## start

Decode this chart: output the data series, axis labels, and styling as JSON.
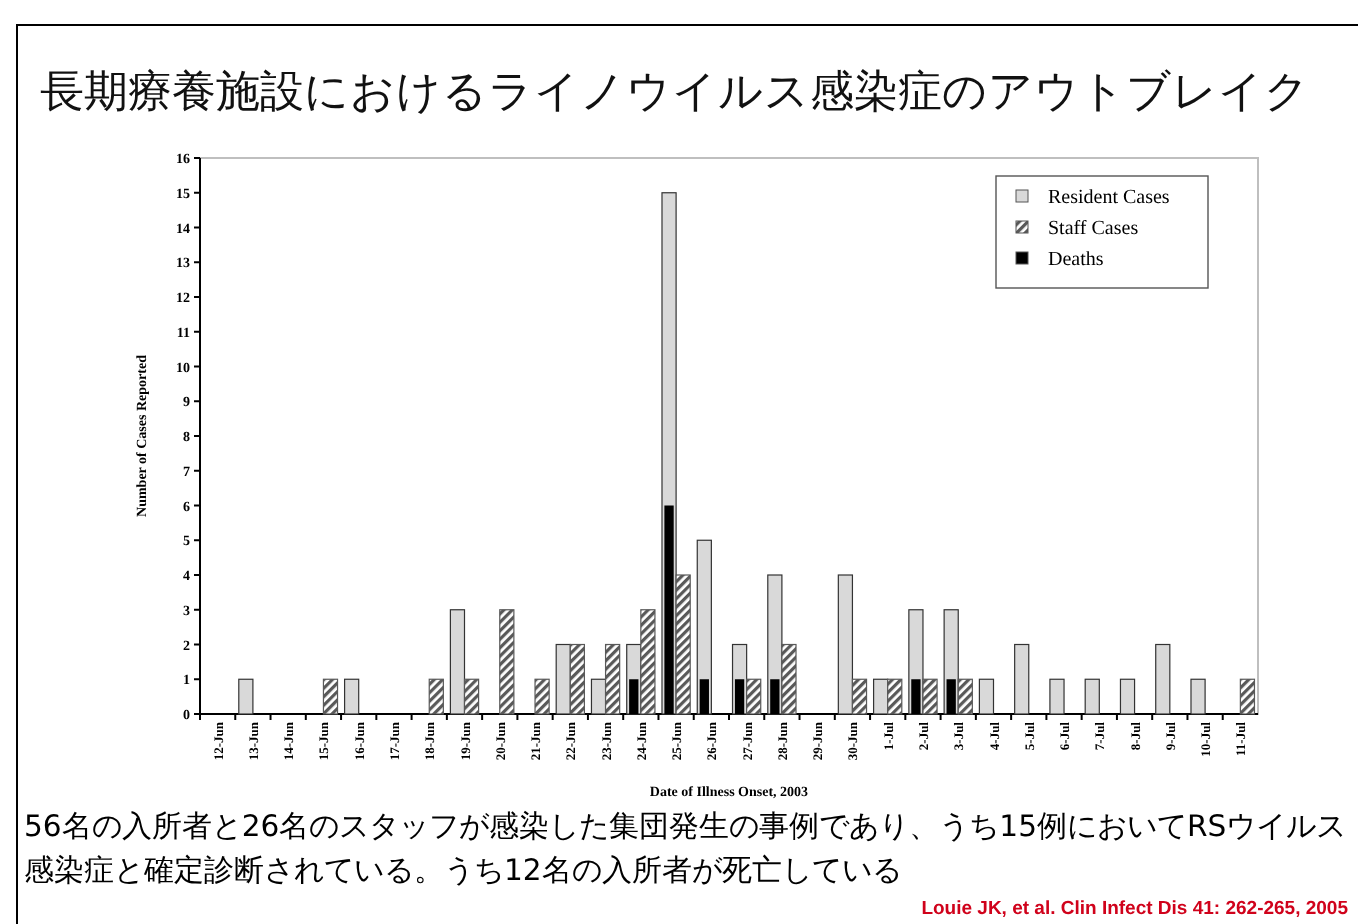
{
  "chart_data": {
    "type": "bar",
    "title": "長期療養施設におけるライノウイルス感染症のアウトブレイク",
    "xlabel": "Date of Illness Onset, 2003",
    "ylabel": "Number of Cases Reported",
    "categories": [
      "12-Jun",
      "13-Jun",
      "14-Jun",
      "15-Jun",
      "16-Jun",
      "17-Jun",
      "18-Jun",
      "19-Jun",
      "20-Jun",
      "21-Jun",
      "22-Jun",
      "23-Jun",
      "24-Jun",
      "25-Jun",
      "26-Jun",
      "27-Jun",
      "28-Jun",
      "29-Jun",
      "30-Jun",
      "1-Jul",
      "2-Jul",
      "3-Jul",
      "4-Jul",
      "5-Jul",
      "6-Jul",
      "7-Jul",
      "8-Jul",
      "9-Jul",
      "10-Jul",
      "11-Jul"
    ],
    "series": [
      {
        "name": "Resident Cases",
        "color": "#d9d9d9",
        "values": [
          0,
          1,
          0,
          0,
          1,
          0,
          0,
          3,
          0,
          0,
          2,
          1,
          2,
          15,
          5,
          2,
          4,
          0,
          4,
          1,
          3,
          3,
          1,
          2,
          1,
          1,
          1,
          2,
          1,
          0
        ]
      },
      {
        "name": "Staff Cases",
        "color": "#595959",
        "values": [
          0,
          0,
          0,
          1,
          0,
          0,
          1,
          1,
          3,
          1,
          2,
          2,
          3,
          4,
          0,
          1,
          2,
          0,
          1,
          1,
          1,
          1,
          0,
          0,
          0,
          0,
          0,
          0,
          0,
          1
        ]
      },
      {
        "name": "Deaths",
        "color": "#000000",
        "values": [
          0,
          0,
          0,
          0,
          0,
          0,
          0,
          0,
          0,
          0,
          0,
          0,
          1,
          6,
          1,
          1,
          1,
          0,
          0,
          0,
          1,
          1,
          0,
          0,
          0,
          0,
          0,
          0,
          0,
          0
        ]
      }
    ],
    "ylim": [
      0,
      16
    ],
    "yticks": [
      0,
      1,
      2,
      3,
      4,
      5,
      6,
      7,
      8,
      9,
      10,
      11,
      12,
      13,
      14,
      15,
      16
    ],
    "legend": "top right",
    "grid": false,
    "annotations": [
      "56名の入所者と26名のスタッフが感染した集団発生の事例であり、うち15例においてRSウイルス感染症と確定診断されている。うち12名の入所者が死亡している",
      "Louie JK, et al. Clin Infect Dis 41: 262-265, 2005"
    ]
  }
}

## end

→ TASK STATEMENT: Return every line containing "color".

→ RESULT BELOW:
        "color": "#d9d9d9",
        "color": "#595959",
        "color": "#000000",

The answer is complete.